:: WORK REQUIRED ::
Return a copy of every line in the records that includes the word "требованиям".

:: PROVIDED DATA ::
******
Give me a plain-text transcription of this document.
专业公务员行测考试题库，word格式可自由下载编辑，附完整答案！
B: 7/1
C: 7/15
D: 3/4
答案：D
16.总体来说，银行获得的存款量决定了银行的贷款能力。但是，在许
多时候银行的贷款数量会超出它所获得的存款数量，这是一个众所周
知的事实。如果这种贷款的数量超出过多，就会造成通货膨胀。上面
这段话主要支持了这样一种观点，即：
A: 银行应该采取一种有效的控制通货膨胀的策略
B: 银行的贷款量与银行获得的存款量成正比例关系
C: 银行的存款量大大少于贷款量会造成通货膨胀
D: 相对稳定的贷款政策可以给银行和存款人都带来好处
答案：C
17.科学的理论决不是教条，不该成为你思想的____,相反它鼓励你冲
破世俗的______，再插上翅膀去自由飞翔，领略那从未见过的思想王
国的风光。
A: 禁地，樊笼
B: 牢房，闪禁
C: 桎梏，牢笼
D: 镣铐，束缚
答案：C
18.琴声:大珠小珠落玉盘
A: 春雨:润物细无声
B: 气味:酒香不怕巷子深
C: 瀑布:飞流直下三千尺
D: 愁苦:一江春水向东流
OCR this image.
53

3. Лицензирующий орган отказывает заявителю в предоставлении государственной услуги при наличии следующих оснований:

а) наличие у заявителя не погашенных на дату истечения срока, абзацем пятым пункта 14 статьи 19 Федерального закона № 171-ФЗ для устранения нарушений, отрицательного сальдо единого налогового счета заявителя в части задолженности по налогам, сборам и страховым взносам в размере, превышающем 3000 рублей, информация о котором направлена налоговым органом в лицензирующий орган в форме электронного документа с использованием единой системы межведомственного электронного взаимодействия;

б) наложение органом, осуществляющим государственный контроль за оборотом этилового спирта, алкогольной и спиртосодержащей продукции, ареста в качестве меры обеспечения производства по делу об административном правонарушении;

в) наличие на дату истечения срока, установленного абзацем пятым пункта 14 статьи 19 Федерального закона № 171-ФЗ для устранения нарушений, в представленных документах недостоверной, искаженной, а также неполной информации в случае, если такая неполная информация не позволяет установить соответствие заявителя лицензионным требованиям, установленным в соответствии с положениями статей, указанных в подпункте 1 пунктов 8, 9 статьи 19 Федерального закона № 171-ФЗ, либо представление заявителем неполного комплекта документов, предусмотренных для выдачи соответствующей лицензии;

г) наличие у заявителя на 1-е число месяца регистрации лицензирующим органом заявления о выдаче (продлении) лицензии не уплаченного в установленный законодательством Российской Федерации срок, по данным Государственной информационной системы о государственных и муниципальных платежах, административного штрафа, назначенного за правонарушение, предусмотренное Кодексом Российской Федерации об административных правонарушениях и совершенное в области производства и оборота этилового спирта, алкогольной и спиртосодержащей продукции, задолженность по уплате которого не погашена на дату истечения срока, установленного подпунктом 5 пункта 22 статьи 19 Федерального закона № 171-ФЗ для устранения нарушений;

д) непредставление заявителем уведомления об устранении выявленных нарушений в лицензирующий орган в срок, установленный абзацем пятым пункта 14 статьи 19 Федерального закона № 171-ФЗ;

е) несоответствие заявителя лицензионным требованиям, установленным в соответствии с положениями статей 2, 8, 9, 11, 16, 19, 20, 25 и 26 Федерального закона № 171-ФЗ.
******
:: COMPLETE ANSWER ::
в) наличие на дату истечения срока, установленного абзацем пятым пункта 14 статьи 19 Федерального закона № 171-ФЗ для устранения нарушений, в представленных документах недостоверной, искаженной, а также неполной информации в случае, если такая неполная информация не позволяет установить соответствие заявителя лицензионным требованиям, установленным в соответствии с положениями статей, указанных в подпункте 1 пунктов 8, 9 статьи 19 Федерального закона № 171-ФЗ, либо представление заявителем неполного комплекта документов, предусмотренных для выдачи соответствующей лицензии;
е) несоответствие заявителя лицензионным требованиям, установленным в соответствии с положениями статей 2, 8, 9, 11, 16, 19, 20, 25 и 26 Федерального закона № 171-ФЗ.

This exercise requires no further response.